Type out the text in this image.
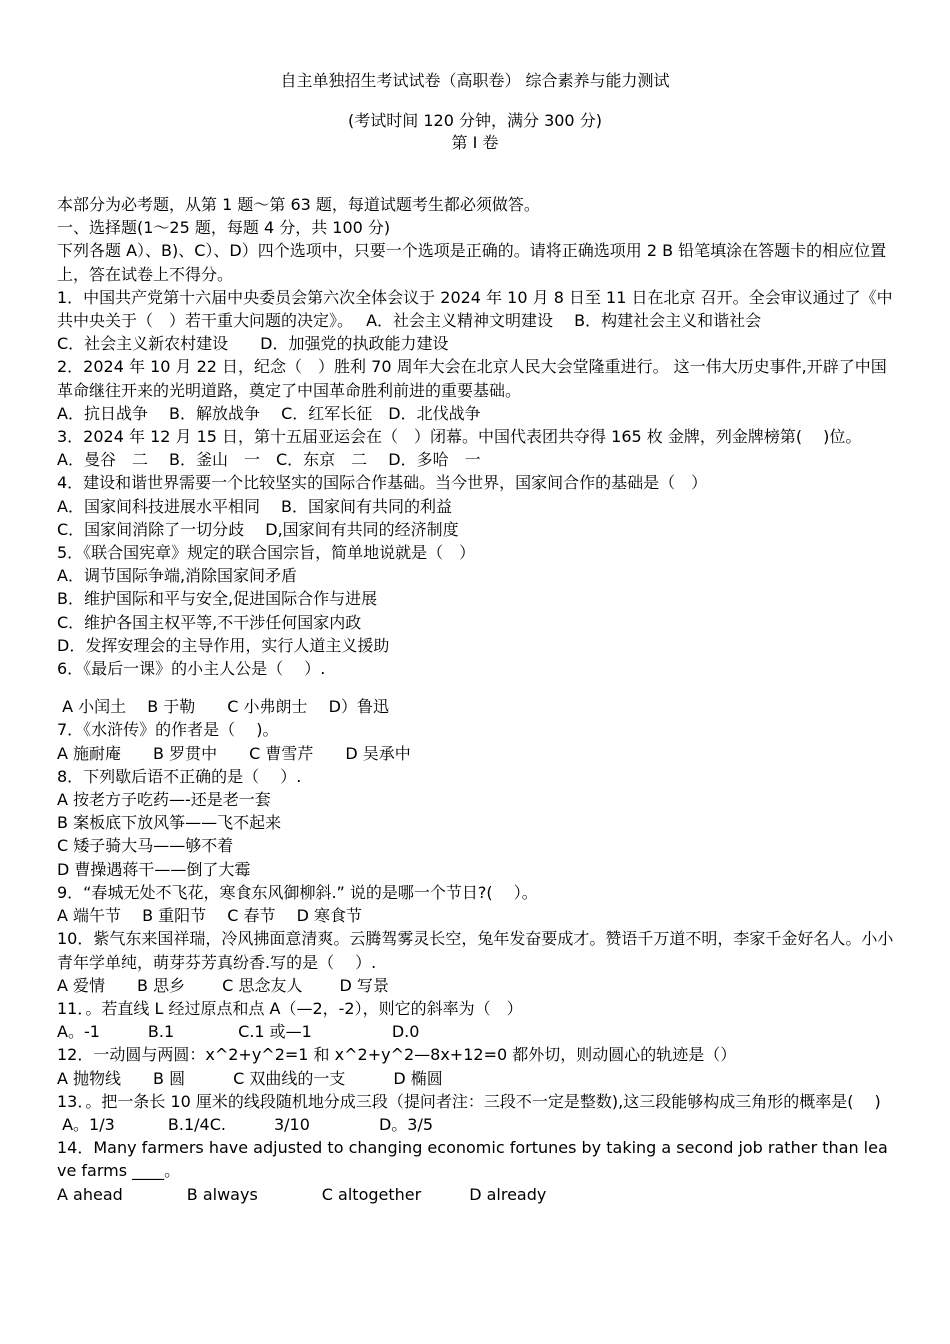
自主单独招生考试试卷（高职卷） 综合素养与能力测试
(考试时间 120 分钟，满分 300 分)
第 I 卷

本部分为必考题，从第 1 题～第 63 题，每道试题考生都必须做答。

一、选择题(1～25 题，每题 4 分，共 100 分)

下列各题 A）、B)、C）、D）四个选项中，只要一个选项是正确的。请将正确选项用 2 B 铅笔填涂在答题卡的相应位置上，答在试卷上不得分。

1．中国共产党第十六届中央委员会第六次全体会议于 2024 年 10 月 8 日至 11 日在北京 召开。全会审议通过了《中共中央关于（　）若干重大问题的决定》。　 A．社会主义精神文明建设　 B．构建社会主义和谐社会

C．社会主义新农村建设　　D．加强党的执政能力建设

2．2024 年 10 月 22 日，纪念（　）胜利 70 周年大会在北京人民大会堂隆重进行。 这一伟大历史事件,开辟了中国革命继往开来的光明道路，奠定了中国革命胜利前进的重要基础。

A．抗日战争　 B．解放战争　 C．红军长征　D．北伐战争

3．2024 年 12 月 15 日，第十五届亚运会在（　）闭幕。中国代表团共夺得 165 枚 金牌，列金牌榜第(　 )位。

A．曼谷　二　 B．釜山　一　C．东京　二　 D．多哈　一

4．建设和谐世界需要一个比较坚实的国际合作基础。当今世界，国家间合作的基础是（　）

A．国家间科技进展水平相同　 B．国家间有共同的利益

C．国家间消除了一切分歧　 D,国家间有共同的经济制度

5．《联合国宪章》规定的联合国宗旨，简单地说就是（　）

A．调节国际争端,消除国家间矛盾

B．维护国际和平与安全,促进国际合作与进展

C．维护各国主权平等,不干涉任何国家内政

D．发挥安理会的主导作用，实行人道主义援助

6．《最后一课》的小主人公是（　 ）.

A 小闰土　 B 于勒　　C 小弗朗士　 D）鲁迅

7．《水浒传》的作者是（　 )。

A 施耐庵　　B 罗贯中　　C 曹雪芹　　D 吴承中

8．下列歇后语不正确的是（　 ）.

A 按老方子吃药—-还是老一套

B 案板底下放风筝——飞不起来

C 矮子骑大马——够不着

D 曹操遇蒋干——倒了大霉

9．“春城无处不飞花，寒食东风御柳斜.” 说的是哪一个节日?(　 ）。

A 端午节　 B 重阳节　 C 春节　 D 寒食节

10．紫气东来国祥瑞，冷风拂面意清爽。云腾驾雾灵长空，兔年发奋要成才。赞语千万道不明，李家千金好名人。小小青年学单纯，萌芽芬芳真纷香.写的是（　 ）.

A 爱情　　B 思乡　　 C 思念友人　　 D 写景

11．。若直线 L 经过原点和点 A（—2，-2），则它的斜率为（　）

A。-1　　　B.1　　　　C.1 或—1　　　　　D.0

12．一动圆与两圆：x^2+y^2=1 和 x^2+y^2—8x+12=0 都外切，则动圆心的轨迹是（）

A 抛物线　　B 圆　　　C 双曲线的一支　　　D 椭圆

13．。把一条长 10 厘米的线段随机地分成三段（提问者注：三段不一定是整数),这三段能够构成三角形的概率是(　 )

A。1/3　　　 B.1/4C.　　　3/10　　　　 D。3/5

14．Many farmers have adjusted to changing economic fortunes by taking a second job rather than leave farms ____。

A ahead　　　　B always　　　　C altogether　　　D already
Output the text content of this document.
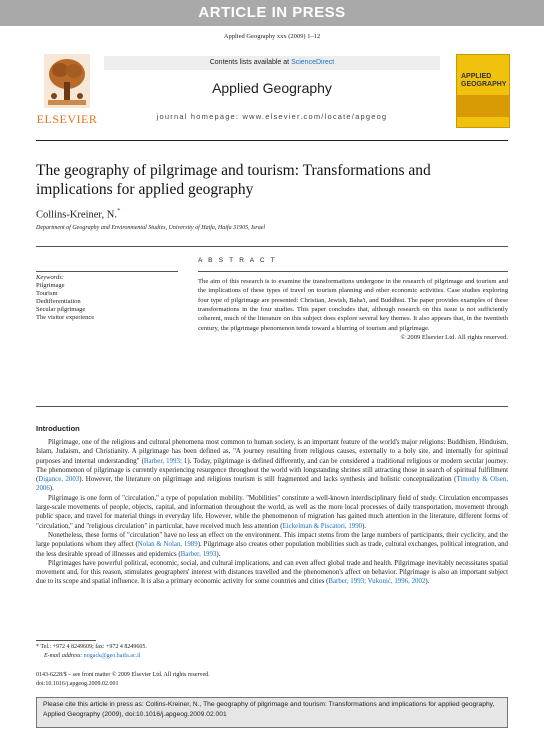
ARTICLE IN PRESS
Applied Geography xxx (2009) 1–12
ELSEVIER
Contents lists available at ScienceDirect
Applied Geography
journal homepage: www.elsevier.com/locate/apgeog
APPLIED
GEOGRAPHY
The geography of pilgrimage and tourism: Transformations and implications for applied geography
Collins-Kreiner, N.*
Department of Geography and Environmental Studies, University of Haifa, Haifa 31905, Israel
A B S T R A C T
Keywords:
Pilgrimage
Tourism
Dedifferentiation
Secular pilgrimage
The visitor experience
The aim of this research is to examine the transformations undergone in the research of pilgrimage and tourism and the implications of these types of travel on tourism planning and other economic activities. Case studies exploring four type of pilgrimage are presented: Christian, Jewish, Baha'i, and Buddhist. The paper provides examples of these transformations in the four studies. This paper concludes that, although research on this issue is not sufficiently coherent, much of the literature on this subject does explore several key themes. It also appears that, in the twentieth century, the pilgrimage phenomenon tends toward a blurring of tourism and pilgrimage.
© 2009 Elsevier Ltd. All rights reserved.
Introduction

Pilgrimage, one of the religious and cultural phenomena most common to human society, is an important feature of the world's major religions: Buddhism, Hinduism, Islam, Judaism, and Christianity. A pilgrimage has been defined as, "A journey resulting from religious causes, externally to a holy site, and internally for spiritual purposes and internal understanding" (Barber, 1993: 1). Today, pilgrimage is defined differently, and can be considered a traditional religious or modern secular journey. The phenomenon of pilgrimage is currently experiencing resurgence throughout the world with longstanding shrines still attracting those in search of spiritual fulfillment (Digance, 2003). However, the literature on pilgrimage and religious tourism is still fragmented and lacks synthesis and holistic conceptualization (Timothy & Olsen, 2006).

Pilgrimage is one form of "circulation," a type of population mobility. "Mobilities" constitute a well-known interdisciplinary field of study. Circulation encompasses large-scale movements of people, objects, capital, and information throughout the world, as well as the more local processes of daily transportation, movement through public space, and travel for material things in everyday life. However, while the phenomenon of migration has gained much attention in the literature, different forms of "circulation," and "religious circulation" in particular, have received much less attention (Eickelman & Piscatori, 1990).

Nonetheless, these forms of "circulation" have no less an effect on the environment. This impact stems from the large numbers of participants, their cyclicity, and the large populations whom they affect (Nolan & Nolan, 1989). Pilgrimage also creates other population mobilities such as trade, cultural exchanges, political integration, and the less desirable spread of illnesses and epidemics (Barber, 1993).

Pilgrimages have powerful political, economic, social, and cultural implications, and can even affect global trade and health. Pilgrimage inevitably necessitates spatial movement and, for this reason, stimulates geographers' interest with distances travelled and the phenomenon's affect on behavior. Pilgrimage is also an important subject due to its scope and spatial influence. It is also a primary economic activity for some countries and cities (Barber, 1993; Vukonić, 1996, 2002).

* Tel.: +972 4 8249609; fax: +972 4 8249605.
E-mail address: nogack@geo.haifa.ac.il
0143-6228/$ – see front matter © 2009 Elsevier Ltd. All rights reserved.
doi:10.1016/j.apgeog.2009.02.001
Please cite this article in press as: Collins-Kreiner, N., The geography of pilgrimage and tourism: Transformations and implications for applied geography, Applied Geography (2009), doi:10.1016/j.apgeog.2009.02.001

## Stated exercise
Restate every record exactly, please; do not copy the pictures.

## Solution
Type out the text in this image.
自主单独招生考试试卷（高职卷） 综合素养与能力测试
(考试时间 120 分钟，满分 300 分)
第 I 卷

本部分为必考题，从第 1 题～第 63 题，每道试题考生都必须做答。

一、选择题(1～25 题，每题 4 分，共 100 分)

下列各题 A）、B)、C）、D）四个选项中，只要一个选项是正确的。请将正确选项用 2 B 铅笔填涂在答题卡的相应位置上，答在试卷上不得分。

1．中国共产党第十六届中央委员会第六次全体会议于 2024 年 10 月 8 日至 11 日在北京 召开。全会审议通过了《中共中央关于（　）若干重大问题的决定》。　 A．社会主义精神文明建设　 B．构建社会主义和谐社会

C．社会主义新农村建设　　D．加强党的执政能力建设

2．2024 年 10 月 22 日，纪念（　）胜利 70 周年大会在北京人民大会堂隆重进行。 这一伟大历史事件,开辟了中国革命继往开来的光明道路，奠定了中国革命胜利前进的重要基础。

A．抗日战争　 B．解放战争　 C．红军长征　D．北伐战争

3．2024 年 12 月 15 日，第十五届亚运会在（　）闭幕。中国代表团共夺得 165 枚 金牌，列金牌榜第(　 )位。

A．曼谷　二　 B．釜山　一　C．东京　二　 D．多哈　一

4．建设和谐世界需要一个比较坚实的国际合作基础。当今世界，国家间合作的基础是（　）

A．国家间科技进展水平相同　 B．国家间有共同的利益

C．国家间消除了一切分歧　 D,国家间有共同的经济制度

5．《联合国宪章》规定的联合国宗旨，简单地说就是（　）

A．调节国际争端,消除国家间矛盾

B．维护国际和平与安全,促进国际合作与进展

C．维护各国主权平等,不干涉任何国家内政

D．发挥安理会的主导作用，实行人道主义援助

6．《最后一课》的小主人公是（　 ）.

A 小闰土　 B 于勒　　C 小弗朗士　 D）鲁迅

7．《水浒传》的作者是（　 )。

A 施耐庵　　B 罗贯中　　C 曹雪芹　　D 吴承中

8．下列歇后语不正确的是（　 ）.

A 按老方子吃药—-还是老一套

B 案板底下放风筝——飞不起来

C 矮子骑大马——够不着

D 曹操遇蒋干——倒了大霉

9．“春城无处不飞花，寒食东风御柳斜.” 说的是哪一个节日?(　 ）。

A 端午节　 B 重阳节　 C 春节　 D 寒食节

10．紫气东来国祥瑞，冷风拂面意清爽。云腾驾雾灵长空，兔年发奋要成才。赞语千万道不明，李家千金好名人。小小青年学单纯，萌芽芬芳真纷香.写的是（　 ）.

A 爱情　　B 思乡　　 C 思念友人　　 D 写景

11．。若直线 L 经过原点和点 A（—2，-2），则它的斜率为（　）

A。-1　　　B.1　　　　C.1 或—1　　　　　D.0

12．一动圆与两圆：x^2+y^2=1 和 x^2+y^2—8x+12=0 都外切，则动圆心的轨迹是（）

A 抛物线　　B 圆　　　C 双曲线的一支　　　D 椭圆

13．。把一条长 10 厘米的线段随机地分成三段（提问者注：三段不一定是整数),这三段能够构成三角形的概率是(　 )

A。1/3　　　 B.1/4C.　　　3/10　　　　 D。3/5

14．Many farmers have adjusted to changing economic fortunes by taking a second job rather than leave farms ____。

A ahead　　　　B always　　　　C altogether　　　D already
Output the text content of this document.
ARTICLE IN PRESS
Applied Geography xxx (2009) 1–12
ELSEVIER
Contents lists available at ScienceDirect
Applied Geography
journal homepage: www.elsevier.com/locate/apgeog
APPLIED
GEOGRAPHY
The geography of pilgrimage and tourism: Transformations and implications for applied geography
Collins-Kreiner, N.*
Department of Geography and Environmental Studies, University of Haifa, Haifa 31905, Israel
A B S T R A C T
Keywords:
Pilgrimage
Tourism
Dedifferentiation
Secular pilgrimage
The visitor experience
The aim of this research is to examine the transformations undergone in the research of pilgrimage and tourism and the implications of these types of travel on tourism planning and other economic activities. Case studies exploring four type of pilgrimage are presented: Christian, Jewish, Baha'i, and Buddhist. The paper provides examples of these transformations in the four studies. This paper concludes that, although research on this issue is not sufficiently coherent, much of the literature on this subject does explore several key themes. It also appears that, in the twentieth century, the pilgrimage phenomenon tends toward a blurring of tourism and pilgrimage.
© 2009 Elsevier Ltd. All rights reserved.
Introduction

Pilgrimage, one of the religious and cultural phenomena most common to human society, is an important feature of the world's major religions: Buddhism, Hinduism, Islam, Judaism, and Christianity. A pilgrimage has been defined as, "A journey resulting from religious causes, externally to a holy site, and internally for spiritual purposes and internal understanding" (Barber, 1993: 1). Today, pilgrimage is defined differently, and can be considered a traditional religious or modern secular journey. The phenomenon of pilgrimage is currently experiencing resurgence throughout the world with longstanding shrines still attracting those in search of spiritual fulfillment (Digance, 2003). However, the literature on pilgrimage and religious tourism is still fragmented and lacks synthesis and holistic conceptualization (Timothy & Olsen, 2006).

Pilgrimage is one form of "circulation," a type of population mobility. "Mobilities" constitute a well-known interdisciplinary field of study. Circulation encompasses large-scale movements of people, objects, capital, and information throughout the world, as well as the more local processes of daily transportation, movement through public space, and travel for material things in everyday life. However, while the phenomenon of migration has gained much attention in the literature, different forms of "circulation," and "religious circulation" in particular, have received much less attention (Eickelman & Piscatori, 1990).

Nonetheless, these forms of "circulation" have no less an effect on the environment. This impact stems from the large numbers of participants, their cyclicity, and the large populations whom they affect (Nolan & Nolan, 1989). Pilgrimage also creates other population mobilities such as trade, cultural exchanges, political integration, and the less desirable spread of illnesses and epidemics (Barber, 1993).

Pilgrimages have powerful political, economic, social, and cultural implications, and can even affect global trade and health. Pilgrimage inevitably necessitates spatial movement and, for this reason, stimulates geographers' interest with distances travelled and the phenomenon's affect on behavior. Pilgrimage is also an important subject due to its scope and spatial influence. It is also a primary economic activity for some countries and cities (Barber, 1993; Vukonić, 1996, 2002).

* Tel.: +972 4 8249609; fax: +972 4 8249605.
E-mail address: nogack@geo.haifa.ac.il
0143-6228/$ – see front matter © 2009 Elsevier Ltd. All rights reserved.
doi:10.1016/j.apgeog.2009.02.001
Please cite this article in press as: Collins-Kreiner, N., The geography of pilgrimage and tourism: Transformations and implications for applied geography, Applied Geography (2009), doi:10.1016/j.apgeog.2009.02.001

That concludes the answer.